Problem: Tally the lines that contain the string "same" and give the number by itself.

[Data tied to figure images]
··········

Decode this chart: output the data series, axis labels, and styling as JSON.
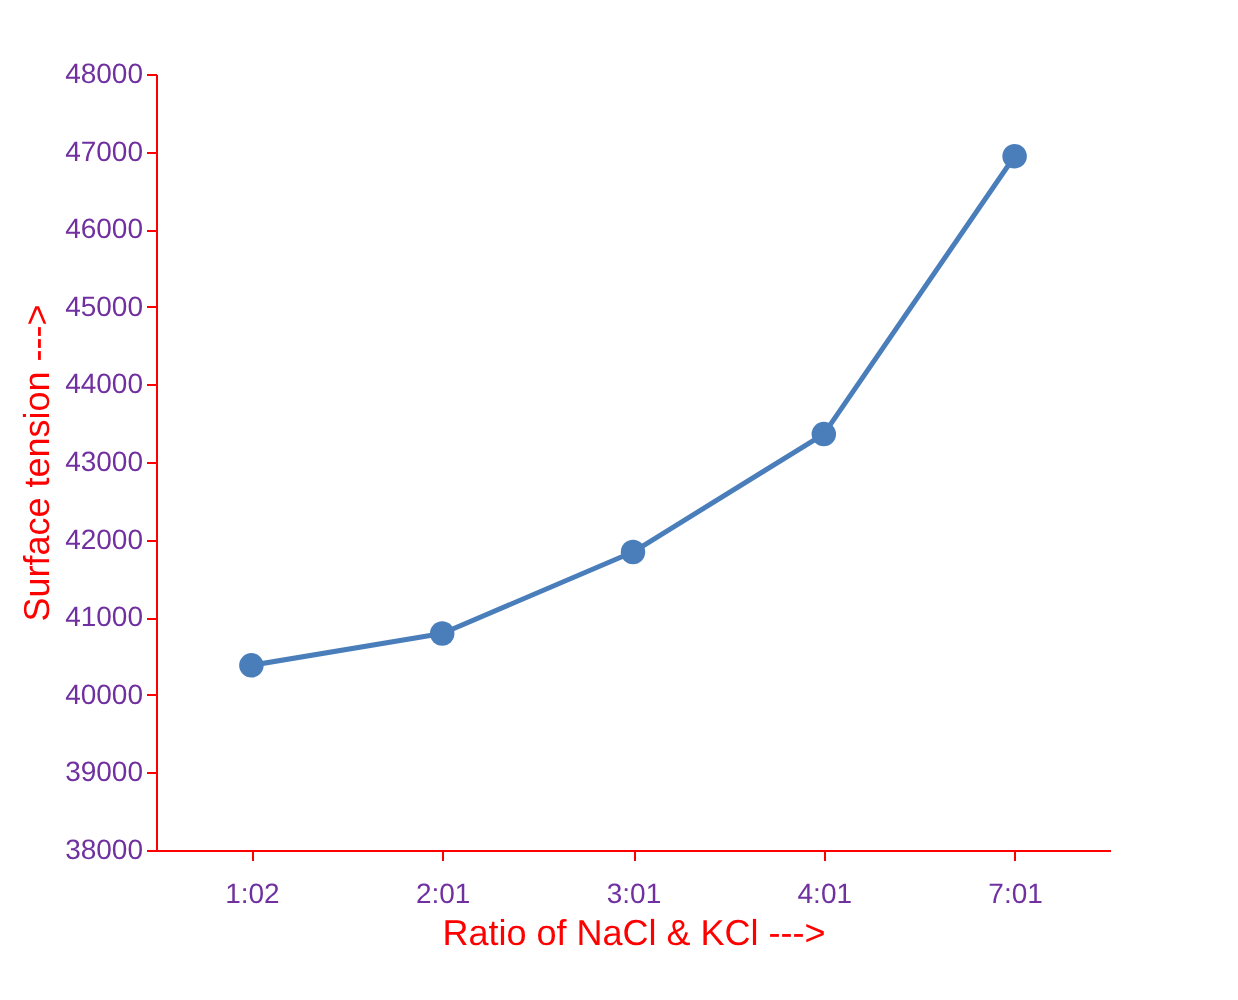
{
  "chart_data": {
    "type": "line",
    "xlabel": "Ratio of NaCl & KCl --->",
    "ylabel": "Surface tension --->",
    "categories": [
      "1:02",
      "2:01",
      "3:01",
      "4:01",
      "7:01"
    ],
    "series": [
      {
        "color": "#4a7ebb",
        "values": [
          40380,
          40790,
          41840,
          43360,
          46940
        ]
      }
    ],
    "ylim": [
      38000,
      48000
    ],
    "yticks": [
      38000,
      39000,
      40000,
      41000,
      42000,
      43000,
      44000,
      45000,
      46000,
      47000,
      48000
    ],
    "grid": false,
    "marker": "circle",
    "line_style": "solid"
  }
}
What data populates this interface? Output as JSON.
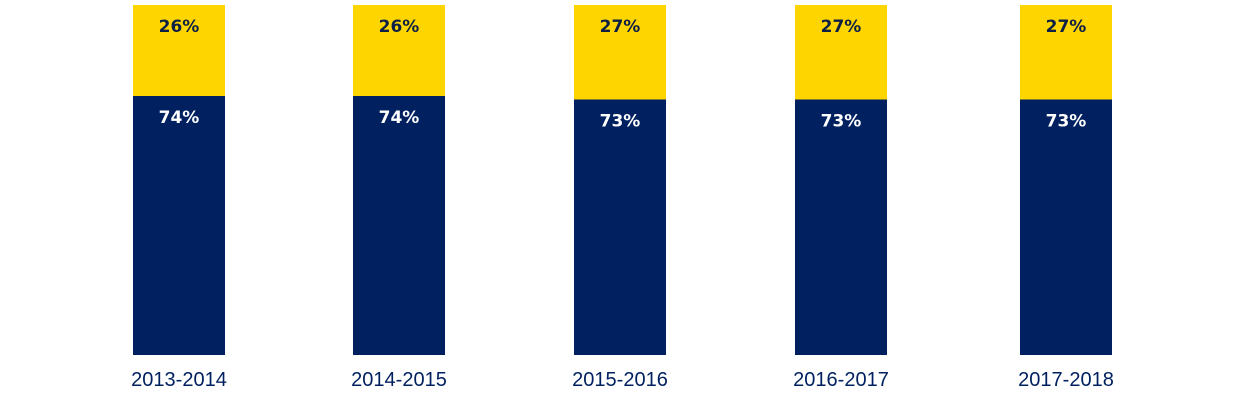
{
  "chart_data": {
    "type": "bar",
    "stacked": true,
    "normalized": true,
    "categories": [
      "2013-2014",
      "2014-2015",
      "2015-2016",
      "2016-2017",
      "2017-2018"
    ],
    "series": [
      {
        "values": [
          74,
          74,
          73,
          73,
          73
        ],
        "labels": [
          "74%",
          "74%",
          "73%",
          "73%",
          "73%"
        ],
        "color": "#00205f",
        "label_color": "#ffffff"
      },
      {
        "values": [
          26,
          26,
          27,
          27,
          27
        ],
        "labels": [
          "26%",
          "26%",
          "27%",
          "27%",
          "27%"
        ],
        "color": "#ffd500",
        "label_color": "#0c1f45"
      }
    ],
    "ylim": [
      0,
      100
    ],
    "category_label_color": "#00205f",
    "background": "#ffffff",
    "grid": false,
    "legend": "none"
  }
}
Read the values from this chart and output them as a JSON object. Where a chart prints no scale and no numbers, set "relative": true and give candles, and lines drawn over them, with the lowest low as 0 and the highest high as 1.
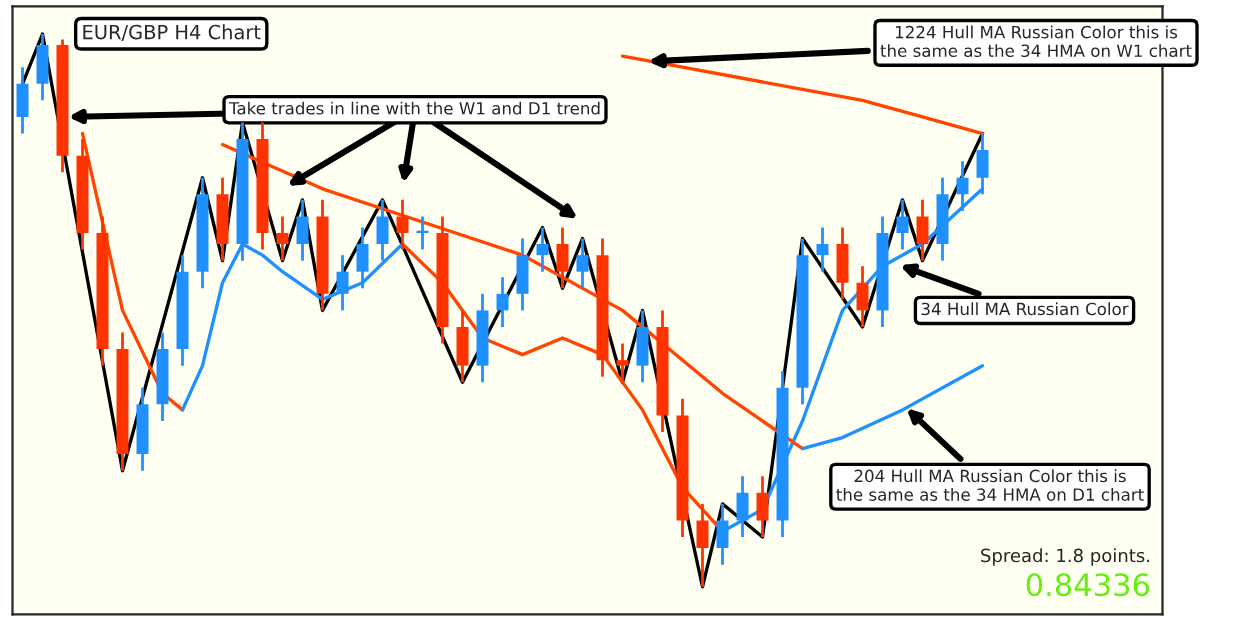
{
  "chart_data": {
    "type": "candlestick",
    "title": "EUR/GBP H4 Chart",
    "relative": true,
    "categories": [
      null,
      null,
      null,
      null,
      null,
      null,
      null,
      null,
      null,
      null,
      null,
      null,
      null,
      null,
      null,
      null,
      null,
      null,
      null,
      null,
      null,
      null,
      null,
      null,
      null,
      null,
      null,
      null,
      null,
      null,
      null,
      null,
      null,
      null,
      null,
      null,
      null,
      null,
      null,
      null,
      null,
      null,
      null,
      null,
      null,
      null,
      null,
      null,
      null
    ],
    "ohlc": [
      [
        0.85,
        0.94,
        0.82,
        0.91
      ],
      [
        0.91,
        1.0,
        0.88,
        0.98
      ],
      [
        0.98,
        0.99,
        0.75,
        0.78
      ],
      [
        0.78,
        0.81,
        0.61,
        0.64
      ],
      [
        0.64,
        0.67,
        0.4,
        0.43
      ],
      [
        0.43,
        0.46,
        0.21,
        0.24
      ],
      [
        0.24,
        0.36,
        0.21,
        0.33
      ],
      [
        0.33,
        0.46,
        0.3,
        0.43
      ],
      [
        0.43,
        0.6,
        0.4,
        0.57
      ],
      [
        0.57,
        0.74,
        0.54,
        0.71
      ],
      [
        0.71,
        0.74,
        0.59,
        0.62
      ],
      [
        0.62,
        0.84,
        0.59,
        0.81
      ],
      [
        0.81,
        0.84,
        0.61,
        0.64
      ],
      [
        0.64,
        0.67,
        0.59,
        0.62
      ],
      [
        0.62,
        0.7,
        0.59,
        0.67
      ],
      [
        0.67,
        0.7,
        0.5,
        0.53
      ],
      [
        0.53,
        0.6,
        0.5,
        0.57
      ],
      [
        0.57,
        0.65,
        0.54,
        0.62
      ],
      [
        0.62,
        0.7,
        0.59,
        0.67
      ],
      [
        0.67,
        0.7,
        0.61,
        0.64
      ],
      [
        0.64,
        0.67,
        0.61,
        0.64
      ],
      [
        0.64,
        0.67,
        0.44,
        0.47
      ],
      [
        0.47,
        0.5,
        0.37,
        0.4
      ],
      [
        0.4,
        0.53,
        0.37,
        0.5
      ],
      [
        0.5,
        0.56,
        0.47,
        0.53
      ],
      [
        0.53,
        0.63,
        0.5,
        0.6
      ],
      [
        0.6,
        0.65,
        0.57,
        0.62
      ],
      [
        0.62,
        0.65,
        0.54,
        0.57
      ],
      [
        0.57,
        0.63,
        0.54,
        0.6
      ],
      [
        0.6,
        0.63,
        0.38,
        0.41
      ],
      [
        0.41,
        0.44,
        0.37,
        0.4
      ],
      [
        0.4,
        0.5,
        0.37,
        0.47
      ],
      [
        0.47,
        0.5,
        0.28,
        0.31
      ],
      [
        0.31,
        0.34,
        0.09,
        0.12
      ],
      [
        0.12,
        0.15,
        0.0,
        0.07
      ],
      [
        0.07,
        0.15,
        0.04,
        0.12
      ],
      [
        0.12,
        0.2,
        0.09,
        0.17
      ],
      [
        0.17,
        0.2,
        0.09,
        0.12
      ],
      [
        0.12,
        0.39,
        0.09,
        0.36
      ],
      [
        0.36,
        0.63,
        0.33,
        0.6
      ],
      [
        0.6,
        0.65,
        0.57,
        0.62
      ],
      [
        0.62,
        0.65,
        0.52,
        0.55
      ],
      [
        0.55,
        0.58,
        0.47,
        0.5
      ],
      [
        0.5,
        0.67,
        0.47,
        0.64
      ],
      [
        0.64,
        0.7,
        0.61,
        0.67
      ],
      [
        0.67,
        0.7,
        0.59,
        0.62
      ],
      [
        0.62,
        0.74,
        0.59,
        0.71
      ],
      [
        0.71,
        0.77,
        0.68,
        0.74
      ],
      [
        0.74,
        0.82,
        0.71,
        0.79
      ]
    ],
    "series": [
      {
        "type": "line",
        "color": "#000000",
        "values": [
          0.91,
          1.0,
          null,
          null,
          null,
          0.21,
          null,
          null,
          null,
          0.74,
          0.59,
          0.84,
          null,
          0.59,
          0.7,
          0.5,
          null,
          null,
          0.7,
          null,
          null,
          null,
          0.37,
          null,
          null,
          null,
          0.65,
          0.54,
          0.63,
          null,
          0.37,
          0.5,
          null,
          null,
          0.0,
          0.15,
          null,
          0.09,
          null,
          0.63,
          null,
          null,
          0.47,
          null,
          0.7,
          0.59,
          null,
          null,
          0.82
        ]
      },
      {
        "type": "line",
        "color": "#ff4500",
        "values": [
          null,
          null,
          null,
          null,
          null,
          null,
          null,
          null,
          null,
          null,
          null,
          null,
          null,
          null,
          null,
          null,
          null,
          null,
          null,
          null,
          null,
          null,
          null,
          null,
          null,
          null,
          null,
          null,
          null,
          null,
          0.96,
          null,
          null,
          0.94,
          null,
          null,
          0.92,
          null,
          null,
          0.9,
          null,
          null,
          0.88,
          null,
          null,
          0.85,
          null,
          null,
          0.82
        ]
      },
      {
        "type": "line",
        "color": "#ff4500",
        "values": [
          null,
          null,
          null,
          0.82,
          null,
          0.5,
          null,
          0.35,
          0.32,
          null,
          null,
          null,
          null,
          null,
          null,
          null,
          null,
          null,
          null,
          null,
          null,
          null,
          null,
          null,
          null,
          null,
          null,
          null,
          null,
          null,
          null,
          null,
          null,
          null,
          null,
          null,
          null,
          null,
          null,
          null,
          null,
          null,
          null,
          null,
          null,
          null,
          null,
          null,
          null
        ]
      },
      {
        "type": "line",
        "color": "#1e90ff",
        "values": [
          null,
          null,
          null,
          null,
          null,
          null,
          null,
          null,
          0.32,
          0.4,
          0.55,
          0.62,
          0.6,
          0.57,
          null,
          0.52,
          null,
          0.55,
          null,
          0.62,
          null,
          null,
          null,
          null,
          null,
          null,
          null,
          null,
          null,
          null,
          null,
          null,
          null,
          null,
          null,
          null,
          null,
          null,
          null,
          null,
          null,
          null,
          null,
          null,
          null,
          null,
          null,
          null,
          null
        ]
      },
      {
        "type": "line",
        "color": "#ff4500",
        "values": [
          null,
          null,
          null,
          null,
          null,
          null,
          null,
          null,
          null,
          null,
          null,
          null,
          null,
          null,
          null,
          null,
          null,
          null,
          null,
          0.62,
          null,
          0.55,
          null,
          0.45,
          null,
          0.42,
          null,
          0.45,
          null,
          0.42,
          null,
          0.32,
          null,
          0.18,
          null,
          0.1,
          null,
          null,
          null,
          null,
          null,
          null,
          null,
          null,
          null,
          null,
          null,
          null,
          null
        ]
      },
      {
        "type": "line",
        "color": "#1e90ff",
        "values": [
          null,
          null,
          null,
          null,
          null,
          null,
          null,
          null,
          null,
          null,
          null,
          null,
          null,
          null,
          null,
          null,
          null,
          null,
          null,
          null,
          null,
          null,
          null,
          null,
          null,
          null,
          null,
          null,
          null,
          null,
          null,
          null,
          null,
          null,
          null,
          0.1,
          null,
          0.14,
          null,
          0.3,
          null,
          0.5,
          null,
          0.58,
          null,
          0.62,
          null,
          null,
          0.72
        ]
      },
      {
        "type": "line",
        "color": "#ff4500",
        "values": [
          null,
          null,
          null,
          null,
          null,
          null,
          null,
          null,
          null,
          null,
          0.8,
          null,
          null,
          null,
          null,
          0.72,
          null,
          null,
          null,
          null,
          0.66,
          null,
          null,
          null,
          null,
          0.6,
          null,
          null,
          null,
          null,
          0.5,
          null,
          null,
          null,
          null,
          0.35,
          null,
          null,
          null,
          0.25,
          null,
          null,
          null,
          null,
          null,
          null,
          null,
          null,
          null
        ]
      },
      {
        "type": "line",
        "color": "#1e90ff",
        "values": [
          null,
          null,
          null,
          null,
          null,
          null,
          null,
          null,
          null,
          null,
          null,
          null,
          null,
          null,
          null,
          null,
          null,
          null,
          null,
          null,
          null,
          null,
          null,
          null,
          null,
          null,
          null,
          null,
          null,
          null,
          null,
          null,
          null,
          null,
          null,
          null,
          null,
          null,
          null,
          0.25,
          null,
          0.27,
          null,
          null,
          0.32,
          null,
          null,
          null,
          0.4
        ]
      }
    ],
    "annotations": [
      "Take trades in line with the W1 and D1 trend",
      "1224 Hull MA Russian Color this is\nthe same as the 34 HMA on W1 chart",
      "34 Hull MA Russian Color",
      "204 Hull MA Russian Color this is\nthe same as the 34 HMA on D1 chart",
      "Spread: 1.8 points.",
      "0.84336"
    ]
  }
}
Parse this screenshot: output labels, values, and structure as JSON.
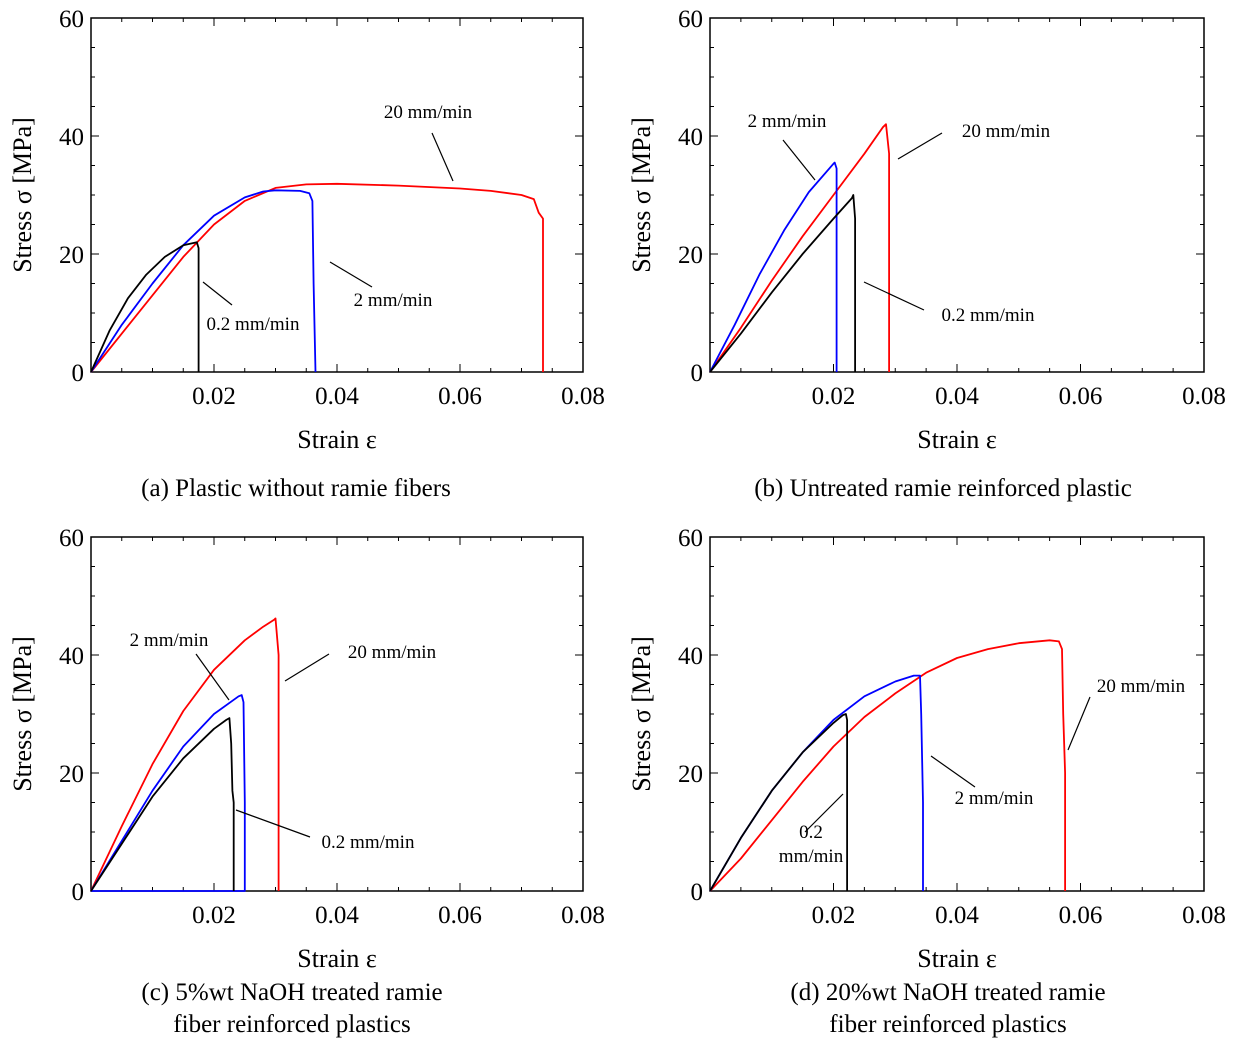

··········

Expected answer: 2